**Exercise input**
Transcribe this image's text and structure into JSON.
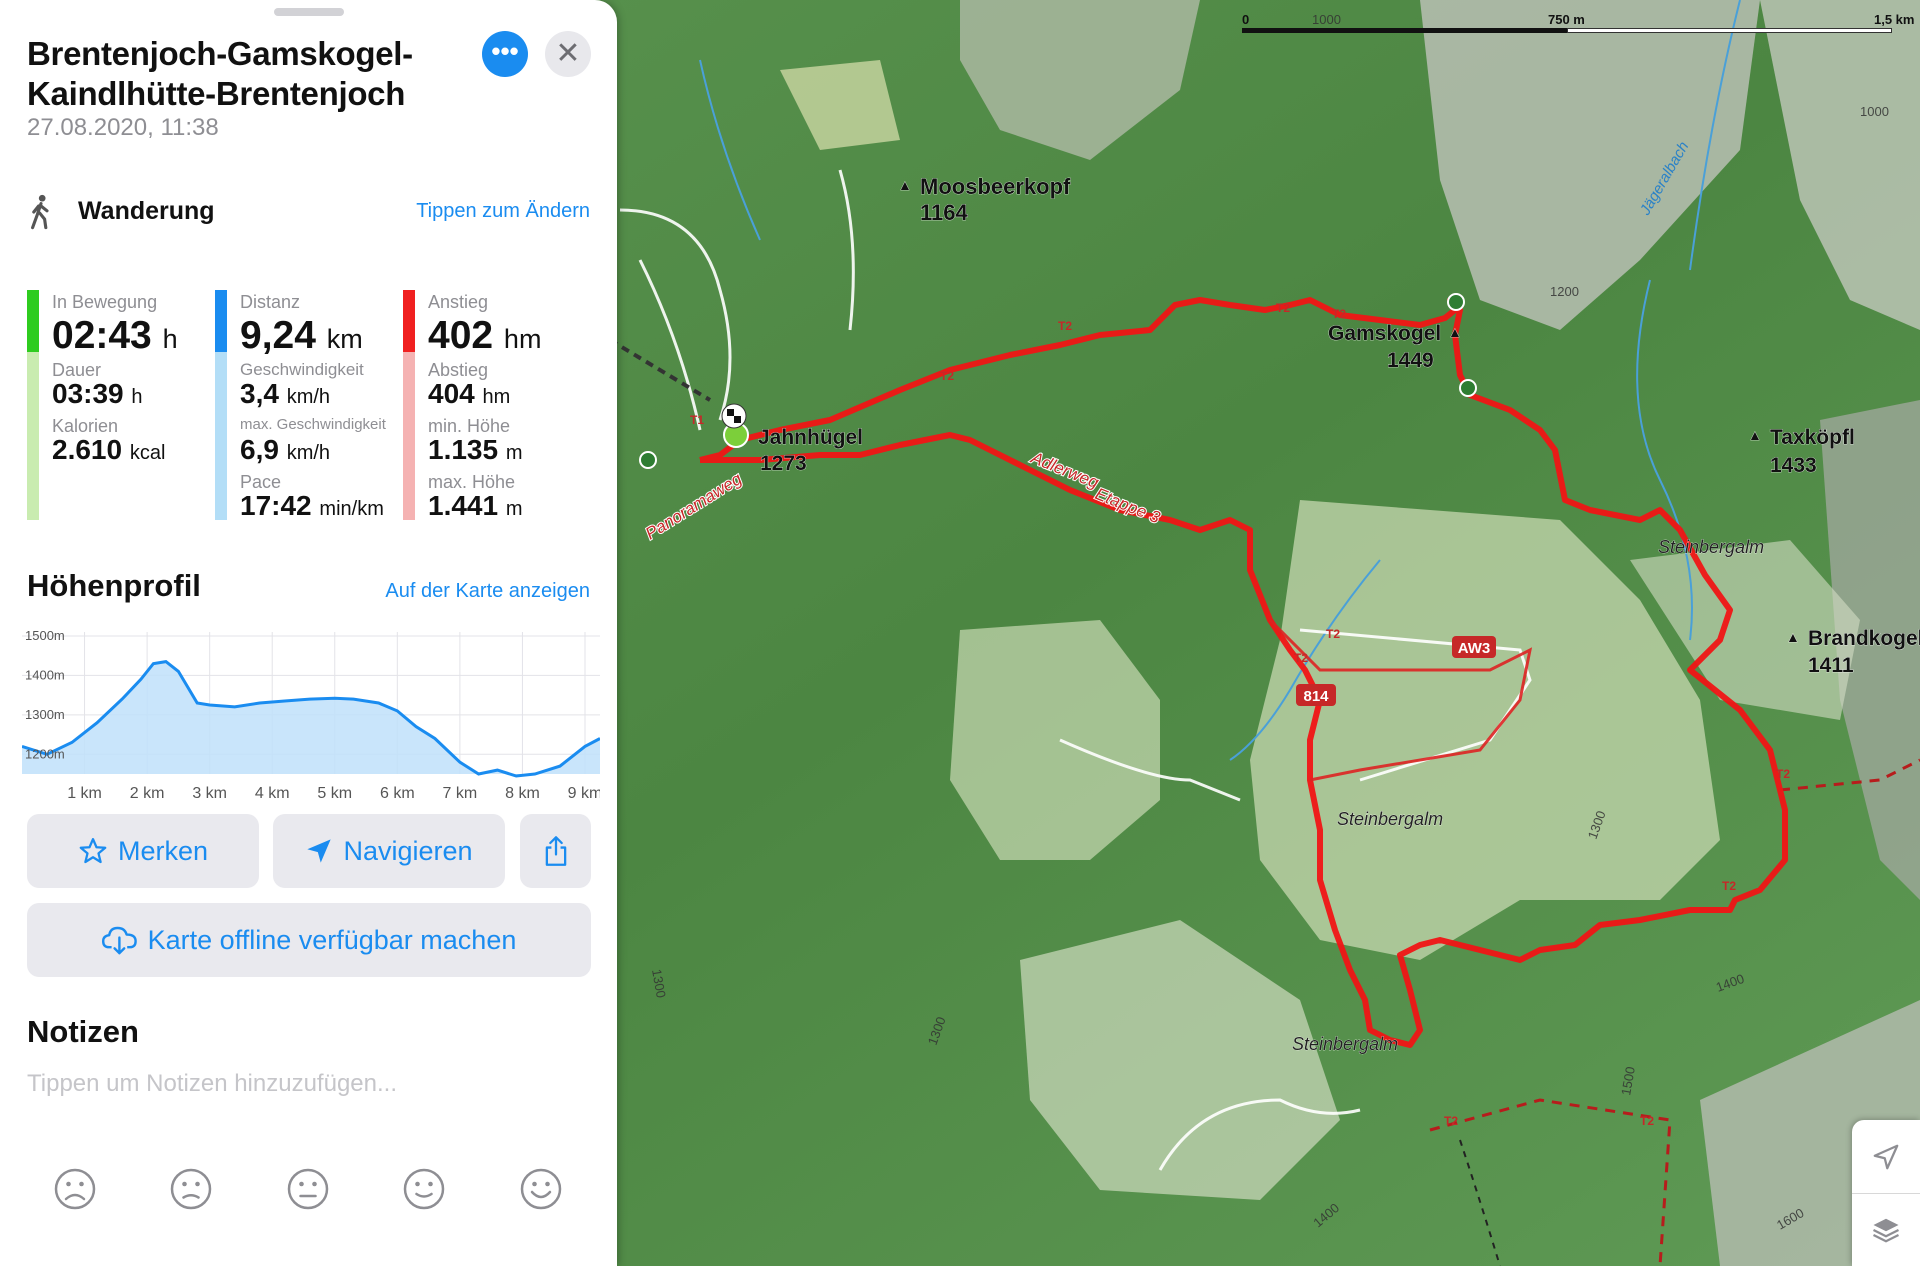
{
  "route": {
    "title": "Brentenjoch-Gamskogel-Kaindlhütte-Brentenjoch",
    "date": "27.08.2020, 11:38"
  },
  "activity": {
    "icon": "hiker-icon",
    "label": "Wanderung",
    "change_link": "Tippen zum Ändern"
  },
  "stats": {
    "time": {
      "color": "#2ecc1f",
      "color_light": "#c9ecb0",
      "moving_label": "In Bewegung",
      "moving_value": "02:43",
      "moving_unit": "h",
      "duration_label": "Dauer",
      "duration_value": "03:39",
      "duration_unit": "h",
      "calories_label": "Kalorien",
      "calories_value": "2.610",
      "calories_unit": "kcal"
    },
    "distance": {
      "color": "#1a8cf0",
      "color_light": "#b3def7",
      "distance_label": "Distanz",
      "distance_value": "9,24",
      "distance_unit": "km",
      "speed_label": "Geschwindigkeit",
      "speed_value": "3,4",
      "speed_unit": "km/h",
      "maxspeed_label": "max. Geschwindigkeit",
      "maxspeed_value": "6,9",
      "maxspeed_unit": "km/h",
      "pace_label": "Pace",
      "pace_value": "17:42",
      "pace_unit": "min/km"
    },
    "elevation": {
      "color": "#f02020",
      "color_light": "#f5b2b2",
      "ascent_label": "Anstieg",
      "ascent_value": "402",
      "ascent_unit": "hm",
      "descent_label": "Abstieg",
      "descent_value": "404",
      "descent_unit": "hm",
      "min_label": "min. Höhe",
      "min_value": "1.135",
      "min_unit": "m",
      "max_label": "max. Höhe",
      "max_value": "1.441",
      "max_unit": "m"
    }
  },
  "profile": {
    "title": "Höhenprofil",
    "map_link": "Auf der Karte anzeigen",
    "chart_data": {
      "type": "area",
      "xlabel": "",
      "ylabel": "",
      "x_ticks": [
        "1 km",
        "2 km",
        "3 km",
        "4 km",
        "5 km",
        "6 km",
        "7 km",
        "8 km",
        "9 km"
      ],
      "y_ticks": [
        "1500m",
        "1400m",
        "1300m",
        "1200m"
      ],
      "ylim": [
        1150,
        1510
      ],
      "xlim": [
        0,
        9.24
      ],
      "x": [
        0,
        0.4,
        0.8,
        1.2,
        1.6,
        1.9,
        2.1,
        2.3,
        2.5,
        2.8,
        3.0,
        3.4,
        3.8,
        4.2,
        4.6,
        5.0,
        5.3,
        5.7,
        6.0,
        6.3,
        6.6,
        7.0,
        7.3,
        7.6,
        7.9,
        8.2,
        8.6,
        9.0,
        9.24
      ],
      "values": [
        1220,
        1200,
        1230,
        1280,
        1340,
        1390,
        1430,
        1435,
        1410,
        1330,
        1325,
        1320,
        1330,
        1335,
        1340,
        1342,
        1340,
        1330,
        1310,
        1270,
        1240,
        1180,
        1150,
        1160,
        1145,
        1150,
        1170,
        1220,
        1240
      ],
      "color": "#1a8cf0",
      "fill_color": "#bfe0fa",
      "grid": true
    }
  },
  "buttons": {
    "save": {
      "label": "Merken",
      "icon": "star-icon"
    },
    "navigate": {
      "label": "Navigieren",
      "icon": "navigation-arrow-icon"
    },
    "share": {
      "icon": "share-icon"
    },
    "offline": {
      "label": "Karte offline verfügbar machen",
      "icon": "cloud-download-icon"
    }
  },
  "notes": {
    "title": "Notizen",
    "placeholder": "Tippen um Notizen hinzuzufügen...",
    "moods": [
      "very-sad-face-icon",
      "sad-face-icon",
      "neutral-face-icon",
      "happy-face-icon",
      "very-happy-face-icon"
    ]
  },
  "map": {
    "scale": {
      "start": "0",
      "mid": "750 m",
      "end": "1,5 km"
    },
    "peaks": [
      {
        "name": "Moosbeerkopf",
        "elevation": "1164"
      },
      {
        "name": "Gamskogel",
        "elevation": "1449"
      },
      {
        "name": "Jahnhügel",
        "elevation": "1273"
      },
      {
        "name": "Taxköpfl",
        "elevation": "1433"
      },
      {
        "name": "Brandkogel",
        "elevation": "1411"
      }
    ],
    "places": [
      "Steinbergalm",
      "Steinbergalm",
      "Steinbergalm"
    ],
    "trails": [
      "Panoramaweg",
      "Adlerweg",
      "Etappe 3",
      "Jägeralbach"
    ],
    "badges": [
      "AW3",
      "814"
    ],
    "contours": [
      "1000",
      "1000",
      "1200",
      "1300",
      "1300",
      "1400",
      "1500",
      "1600",
      "1400",
      "1300"
    ],
    "trail_marks": [
      "T2",
      "T2",
      "T2",
      "T2",
      "T2",
      "T2",
      "T2",
      "T2",
      "T2",
      "T2",
      "T1"
    ],
    "colors": {
      "route": "#f01515",
      "terrain": "#4f8a44"
    },
    "controls": [
      "location-arrow-icon",
      "layers-icon"
    ]
  }
}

**What is asked**
Are you able to set down all the lines above exactly, without any pictures?

**Exercise answer**
Transcribe this image's text and structure into JSON.
{
  "route": {
    "title": "Brentenjoch-Gamskogel-Kaindlhütte-Brentenjoch",
    "date": "27.08.2020, 11:38"
  },
  "activity": {
    "icon": "hiker-icon",
    "label": "Wanderung",
    "change_link": "Tippen zum Ändern"
  },
  "stats": {
    "time": {
      "color": "#2ecc1f",
      "color_light": "#c9ecb0",
      "moving_label": "In Bewegung",
      "moving_value": "02:43",
      "moving_unit": "h",
      "duration_label": "Dauer",
      "duration_value": "03:39",
      "duration_unit": "h",
      "calories_label": "Kalorien",
      "calories_value": "2.610",
      "calories_unit": "kcal"
    },
    "distance": {
      "color": "#1a8cf0",
      "color_light": "#b3def7",
      "distance_label": "Distanz",
      "distance_value": "9,24",
      "distance_unit": "km",
      "speed_label": "Geschwindigkeit",
      "speed_value": "3,4",
      "speed_unit": "km/h",
      "maxspeed_label": "max. Geschwindigkeit",
      "maxspeed_value": "6,9",
      "maxspeed_unit": "km/h",
      "pace_label": "Pace",
      "pace_value": "17:42",
      "pace_unit": "min/km"
    },
    "elevation": {
      "color": "#f02020",
      "color_light": "#f5b2b2",
      "ascent_label": "Anstieg",
      "ascent_value": "402",
      "ascent_unit": "hm",
      "descent_label": "Abstieg",
      "descent_value": "404",
      "descent_unit": "hm",
      "min_label": "min. Höhe",
      "min_value": "1.135",
      "min_unit": "m",
      "max_label": "max. Höhe",
      "max_value": "1.441",
      "max_unit": "m"
    }
  },
  "profile": {
    "title": "Höhenprofil",
    "map_link": "Auf der Karte anzeigen",
    "chart_data": {
      "type": "area",
      "xlabel": "",
      "ylabel": "",
      "x_ticks": [
        "1 km",
        "2 km",
        "3 km",
        "4 km",
        "5 km",
        "6 km",
        "7 km",
        "8 km",
        "9 km"
      ],
      "y_ticks": [
        "1500m",
        "1400m",
        "1300m",
        "1200m"
      ],
      "ylim": [
        1150,
        1510
      ],
      "xlim": [
        0,
        9.24
      ],
      "x": [
        0,
        0.4,
        0.8,
        1.2,
        1.6,
        1.9,
        2.1,
        2.3,
        2.5,
        2.8,
        3.0,
        3.4,
        3.8,
        4.2,
        4.6,
        5.0,
        5.3,
        5.7,
        6.0,
        6.3,
        6.6,
        7.0,
        7.3,
        7.6,
        7.9,
        8.2,
        8.6,
        9.0,
        9.24
      ],
      "values": [
        1220,
        1200,
        1230,
        1280,
        1340,
        1390,
        1430,
        1435,
        1410,
        1330,
        1325,
        1320,
        1330,
        1335,
        1340,
        1342,
        1340,
        1330,
        1310,
        1270,
        1240,
        1180,
        1150,
        1160,
        1145,
        1150,
        1170,
        1220,
        1240
      ],
      "color": "#1a8cf0",
      "fill_color": "#bfe0fa",
      "grid": true
    }
  },
  "buttons": {
    "save": {
      "label": "Merken",
      "icon": "star-icon"
    },
    "navigate": {
      "label": "Navigieren",
      "icon": "navigation-arrow-icon"
    },
    "share": {
      "icon": "share-icon"
    },
    "offline": {
      "label": "Karte offline verfügbar machen",
      "icon": "cloud-download-icon"
    }
  },
  "notes": {
    "title": "Notizen",
    "placeholder": "Tippen um Notizen hinzuzufügen...",
    "moods": [
      "very-sad-face-icon",
      "sad-face-icon",
      "neutral-face-icon",
      "happy-face-icon",
      "very-happy-face-icon"
    ]
  },
  "map": {
    "scale": {
      "start": "0",
      "mid": "750 m",
      "end": "1,5 km"
    },
    "peaks": [
      {
        "name": "Moosbeerkopf",
        "elevation": "1164"
      },
      {
        "name": "Gamskogel",
        "elevation": "1449"
      },
      {
        "name": "Jahnhügel",
        "elevation": "1273"
      },
      {
        "name": "Taxköpfl",
        "elevation": "1433"
      },
      {
        "name": "Brandkogel",
        "elevation": "1411"
      }
    ],
    "places": [
      "Steinbergalm",
      "Steinbergalm",
      "Steinbergalm"
    ],
    "trails": [
      "Panoramaweg",
      "Adlerweg",
      "Etappe 3",
      "Jägeralbach"
    ],
    "badges": [
      "AW3",
      "814"
    ],
    "contours": [
      "1000",
      "1000",
      "1200",
      "1300",
      "1300",
      "1400",
      "1500",
      "1600",
      "1400",
      "1300"
    ],
    "trail_marks": [
      "T2",
      "T2",
      "T2",
      "T2",
      "T2",
      "T2",
      "T2",
      "T2",
      "T2",
      "T2",
      "T1"
    ],
    "colors": {
      "route": "#f01515",
      "terrain": "#4f8a44"
    },
    "controls": [
      "location-arrow-icon",
      "layers-icon"
    ]
  }
}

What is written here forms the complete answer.